Rayyan Pathan (born 6 December 1991) is a Canadian cricketer. He debuted for the Canada national cricket team in 2013. He plays as a right-handed batsman and right-arm fast-medium bowler.

Pathan was born in Toronto. He represented the Canada Under-19s at the 2011 Under-19 Cricket World Cup Qualifier in Ireland, following in the footsteps of his older brother Riyaz "Rizzy" Pathan who played at the 2010 Under-19 Cricket World Cup.

Pathan made his One Day International (ODI) debut for Canada against Kenya in March 2013.

On 3 June 2018, he was selected to play for the Montreal Tigers in the players' draft for the inaugural edition of the Global T20 Canada tournament. In June 2019, he was selected to play for the Vancouver Knights franchise team in the 2019 Global T20 Canada tournament. In October 2019, he was named in Canada's squad for the 2019–20 Regional Super50 tournament in the West Indies.

Set exercise -> Can you echo the passage on Rayyan Pathan word for word, from "Pathan was born" up to and including "Cricket World Cup."? The material that follows was taken from a different source.

Dataset section ->
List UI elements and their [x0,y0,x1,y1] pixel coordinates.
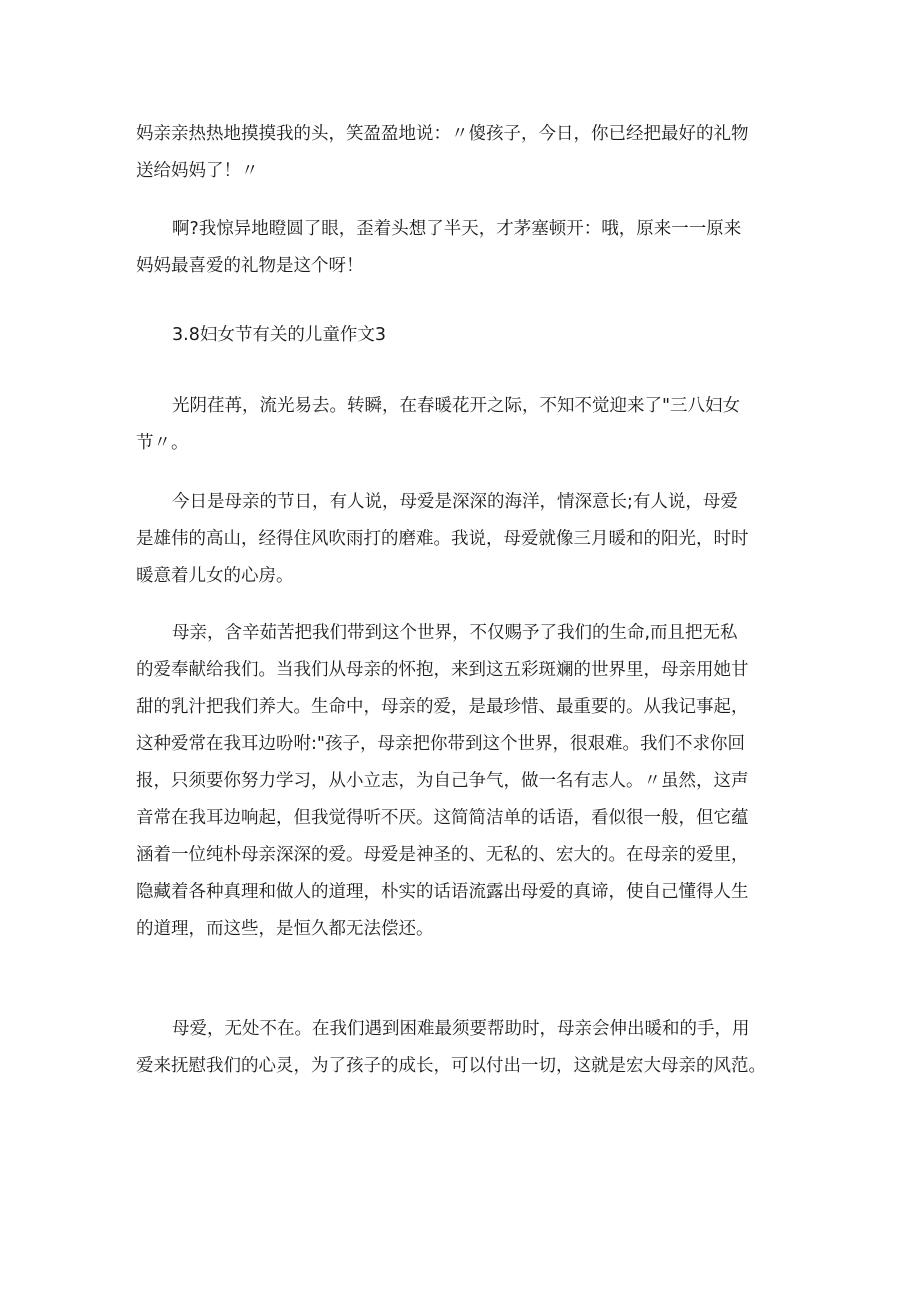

Output of the task ->
Pathan was born in Toronto. He represented the Canada Under-19s at the 2011 Under-19 Cricket World Cup Qualifier in Ireland, following in the footsteps of his older brother Riyaz "Rizzy" Pathan who played at the 2010 Under-19 Cricket World Cup.